Please find all lines in the data that hold the string "head" and copy them.

Records provided:
▼
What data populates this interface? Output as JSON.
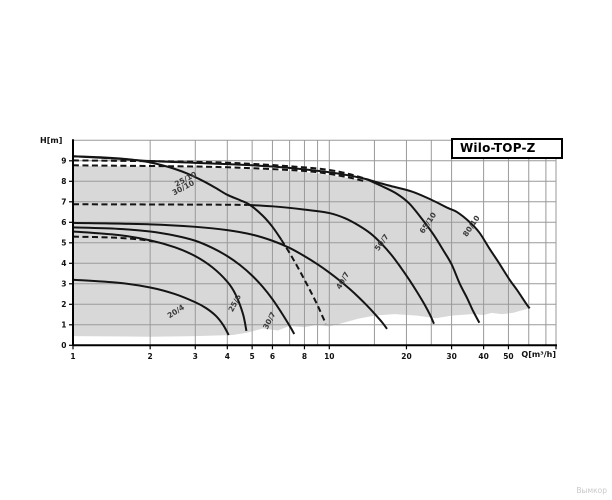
{
  "watermark": "Вымкор",
  "chart_data": {
    "type": "line",
    "title": "Wilo-TOP-Z",
    "xlabel": "Q[m³/h]",
    "ylabel": "H[m]",
    "x_scale": "log",
    "xlim": [
      1,
      76.6
    ],
    "ylim": [
      0,
      10
    ],
    "grid": true,
    "x_gridlines": [
      2,
      3,
      4,
      5,
      6,
      7,
      8,
      9,
      10,
      15,
      20,
      25,
      30,
      40,
      50,
      60,
      70
    ],
    "x_tick_labels": [
      {
        "label": "1",
        "value": 1
      },
      {
        "label": "2",
        "value": 2
      },
      {
        "label": "3",
        "value": 3
      },
      {
        "label": "4",
        "value": 4
      },
      {
        "label": "5",
        "value": 5
      },
      {
        "label": "6",
        "value": 6
      },
      {
        "label": "8",
        "value": 8
      },
      {
        "label": "10",
        "value": 10
      },
      {
        "label": "20",
        "value": 20
      },
      {
        "label": "30",
        "value": 30
      },
      {
        "label": "40",
        "value": 40
      },
      {
        "label": "50",
        "value": 50
      }
    ],
    "y_tick_labels": [
      {
        "label": "0",
        "value": 0
      },
      {
        "label": "1",
        "value": 1
      },
      {
        "label": "2",
        "value": 2
      },
      {
        "label": "3",
        "value": 3
      },
      {
        "label": "4",
        "value": 4
      },
      {
        "label": "5",
        "value": 5
      },
      {
        "label": "6",
        "value": 6
      },
      {
        "label": "7",
        "value": 7
      },
      {
        "label": "8",
        "value": 8
      },
      {
        "label": "9",
        "value": 9
      }
    ],
    "colors": {
      "grid": "#9a9a9a",
      "curve": "#141414",
      "fill": "#d8d8d8",
      "axis": "#000000",
      "curve_label": "#3a3a3a"
    },
    "series": [
      {
        "name": "25/10-30/10 head curve",
        "dashed": false,
        "points": [
          [
            1,
            9.22
          ],
          [
            1.3,
            9.17
          ],
          [
            1.6,
            9.09
          ],
          [
            1.9,
            8.97
          ],
          [
            2.2,
            8.8
          ],
          [
            2.5,
            8.6
          ],
          [
            2.8,
            8.37
          ],
          [
            3.2,
            8.03
          ],
          [
            3.6,
            7.68
          ],
          [
            4.0,
            7.34
          ],
          [
            4.5,
            7.07
          ],
          [
            4.9,
            6.85
          ],
          [
            5.5,
            6.32
          ],
          [
            6.0,
            5.78
          ],
          [
            6.5,
            5.15
          ]
        ]
      },
      {
        "name": "25/10-30/10 dashed tail",
        "dashed": true,
        "points": [
          [
            6.5,
            5.15
          ],
          [
            7.0,
            4.5
          ],
          [
            7.5,
            3.85
          ],
          [
            8.0,
            3.2
          ],
          [
            8.5,
            2.57
          ],
          [
            9.0,
            1.95
          ],
          [
            9.4,
            1.42
          ],
          [
            9.7,
            1.05
          ]
        ]
      },
      {
        "name": "upper envelope",
        "dashed": false,
        "points": [
          [
            1,
            9.22
          ],
          [
            1.5,
            9.1
          ],
          [
            2,
            8.99
          ],
          [
            3,
            8.9
          ],
          [
            4,
            8.84
          ],
          [
            5,
            8.78
          ],
          [
            6,
            8.72
          ],
          [
            8,
            8.58
          ],
          [
            10,
            8.44
          ],
          [
            12,
            8.28
          ],
          [
            14,
            8.1
          ]
        ]
      },
      {
        "name": "dashed speed line upper",
        "dashed": true,
        "points": [
          [
            1,
            9.02
          ],
          [
            3,
            8.95
          ],
          [
            5,
            8.85
          ],
          [
            8,
            8.68
          ],
          [
            10,
            8.55
          ],
          [
            12,
            8.35
          ],
          [
            14,
            8.1
          ]
        ]
      },
      {
        "name": "dashed speed line lower",
        "dashed": true,
        "points": [
          [
            1,
            8.78
          ],
          [
            3,
            8.72
          ],
          [
            5,
            8.64
          ],
          [
            8,
            8.5
          ],
          [
            10,
            8.36
          ],
          [
            12,
            8.18
          ],
          [
            13.8,
            8.0
          ]
        ]
      },
      {
        "name": "80/10",
        "dashed": false,
        "points": [
          [
            14,
            8.1
          ],
          [
            17,
            7.8
          ],
          [
            21,
            7.5
          ],
          [
            25,
            7.1
          ],
          [
            29,
            6.7
          ],
          [
            31.5,
            6.5
          ],
          [
            35,
            6.05
          ],
          [
            38.5,
            5.5
          ],
          [
            42,
            4.75
          ],
          [
            46,
            4.0
          ],
          [
            50.5,
            3.2
          ],
          [
            54,
            2.7
          ],
          [
            58.5,
            2.05
          ],
          [
            60.5,
            1.8
          ]
        ]
      },
      {
        "name": "65/10",
        "dashed": false,
        "points": [
          [
            14,
            8.1
          ],
          [
            16,
            7.77
          ],
          [
            18.3,
            7.4
          ],
          [
            20.5,
            6.92
          ],
          [
            23.2,
            6.1
          ],
          [
            25.5,
            5.4
          ],
          [
            27.8,
            4.65
          ],
          [
            30,
            3.95
          ],
          [
            32.3,
            3.0
          ],
          [
            34.5,
            2.3
          ],
          [
            36.3,
            1.7
          ],
          [
            38.5,
            1.1
          ]
        ]
      },
      {
        "name": "50/7 dashed head",
        "dashed": true,
        "points": [
          [
            1,
            6.88
          ],
          [
            2,
            6.87
          ],
          [
            3.5,
            6.86
          ],
          [
            4.8,
            6.85
          ]
        ]
      },
      {
        "name": "50/7",
        "dashed": false,
        "points": [
          [
            4.8,
            6.85
          ],
          [
            6,
            6.78
          ],
          [
            8,
            6.62
          ],
          [
            10,
            6.45
          ],
          [
            11.5,
            6.2
          ],
          [
            13,
            5.85
          ],
          [
            14.5,
            5.45
          ],
          [
            16,
            4.95
          ],
          [
            17.5,
            4.4
          ],
          [
            19,
            3.8
          ],
          [
            20.5,
            3.2
          ],
          [
            22,
            2.6
          ],
          [
            23.5,
            2.0
          ],
          [
            24.8,
            1.45
          ],
          [
            25.6,
            1.05
          ]
        ]
      },
      {
        "name": "40/7",
        "dashed": false,
        "points": [
          [
            1,
            5.97
          ],
          [
            2,
            5.9
          ],
          [
            3,
            5.78
          ],
          [
            4,
            5.62
          ],
          [
            5,
            5.4
          ],
          [
            6,
            5.1
          ],
          [
            7,
            4.75
          ],
          [
            8,
            4.35
          ],
          [
            9,
            3.95
          ],
          [
            10,
            3.55
          ],
          [
            11,
            3.15
          ],
          [
            12,
            2.75
          ],
          [
            13,
            2.35
          ],
          [
            14,
            1.95
          ],
          [
            15,
            1.55
          ],
          [
            16,
            1.15
          ],
          [
            16.8,
            0.8
          ]
        ]
      },
      {
        "name": "30/7",
        "dashed": false,
        "points": [
          [
            1,
            5.75
          ],
          [
            1.5,
            5.68
          ],
          [
            2,
            5.55
          ],
          [
            2.5,
            5.35
          ],
          [
            3,
            5.1
          ],
          [
            3.5,
            4.75
          ],
          [
            4,
            4.35
          ],
          [
            4.5,
            3.9
          ],
          [
            5,
            3.4
          ],
          [
            5.5,
            2.85
          ],
          [
            6,
            2.25
          ],
          [
            6.5,
            1.6
          ],
          [
            7,
            0.95
          ],
          [
            7.3,
            0.55
          ]
        ]
      },
      {
        "name": "25/6",
        "dashed": false,
        "points": [
          [
            1,
            5.55
          ],
          [
            1.5,
            5.38
          ],
          [
            2,
            5.12
          ],
          [
            2.5,
            4.78
          ],
          [
            3,
            4.35
          ],
          [
            3.5,
            3.8
          ],
          [
            4,
            3.1
          ],
          [
            4.3,
            2.5
          ],
          [
            4.6,
            1.55
          ],
          [
            4.75,
            0.7
          ]
        ]
      },
      {
        "name": "dashed speed line low",
        "dashed": true,
        "points": [
          [
            1,
            5.3
          ],
          [
            1.4,
            5.26
          ],
          [
            1.8,
            5.17
          ],
          [
            2.05,
            5.07
          ]
        ]
      },
      {
        "name": "20/4",
        "dashed": false,
        "points": [
          [
            1,
            3.2
          ],
          [
            1.5,
            3.05
          ],
          [
            2,
            2.82
          ],
          [
            2.5,
            2.5
          ],
          [
            3,
            2.1
          ],
          [
            3.3,
            1.82
          ],
          [
            3.6,
            1.45
          ],
          [
            3.85,
            1.0
          ],
          [
            4.05,
            0.5
          ]
        ]
      }
    ],
    "curve_labels": [
      {
        "text": "25/10",
        "q": 2.78,
        "h": 8.0,
        "rot": -28
      },
      {
        "text": "30/10",
        "q": 2.72,
        "h": 7.58,
        "rot": -28
      },
      {
        "text": "65/10",
        "q": 24.7,
        "h": 5.9,
        "rot": -56
      },
      {
        "text": "80/10",
        "q": 36.5,
        "h": 5.75,
        "rot": -56
      },
      {
        "text": "50/7",
        "q": 16.3,
        "h": 4.95,
        "rot": -55
      },
      {
        "text": "40/7",
        "q": 11.5,
        "h": 3.1,
        "rot": -60
      },
      {
        "text": "30/7",
        "q": 5.95,
        "h": 1.15,
        "rot": -62
      },
      {
        "text": "25/6",
        "q": 4.36,
        "h": 2.0,
        "rot": -62
      },
      {
        "text": "20/4",
        "q": 2.55,
        "h": 1.55,
        "rot": -33
      }
    ],
    "operating_region_outline": [
      [
        1,
        8.75
      ],
      [
        3,
        8.7
      ],
      [
        5,
        8.6
      ],
      [
        8,
        8.45
      ],
      [
        10,
        8.3
      ],
      [
        12,
        8.15
      ],
      [
        14,
        8.05
      ],
      [
        17,
        7.78
      ],
      [
        21,
        7.48
      ],
      [
        25,
        7.08
      ],
      [
        29,
        6.68
      ],
      [
        31.5,
        6.48
      ],
      [
        35,
        6.03
      ],
      [
        38.5,
        5.48
      ],
      [
        42,
        4.73
      ],
      [
        46,
        3.98
      ],
      [
        50.5,
        3.18
      ],
      [
        54,
        2.68
      ],
      [
        58.5,
        2.03
      ],
      [
        60.5,
        1.8
      ],
      [
        57,
        1.72
      ],
      [
        52,
        1.58
      ],
      [
        47,
        1.52
      ],
      [
        43,
        1.58
      ],
      [
        40,
        1.48
      ],
      [
        36,
        1.52
      ],
      [
        30,
        1.45
      ],
      [
        26,
        1.32
      ],
      [
        22,
        1.45
      ],
      [
        18,
        1.52
      ],
      [
        15,
        1.45
      ],
      [
        13,
        1.3
      ],
      [
        11,
        1.05
      ],
      [
        10,
        0.92
      ],
      [
        9,
        1.0
      ],
      [
        8,
        0.88
      ],
      [
        7,
        0.95
      ],
      [
        6.3,
        0.72
      ],
      [
        5.5,
        0.82
      ],
      [
        4.8,
        0.62
      ],
      [
        4.2,
        0.5
      ],
      [
        3,
        0.45
      ],
      [
        2,
        0.42
      ],
      [
        1,
        0.45
      ]
    ]
  }
}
▲
Task output:
        "name": "25/10-30/10 head curve",
        "name": "50/7 dashed head",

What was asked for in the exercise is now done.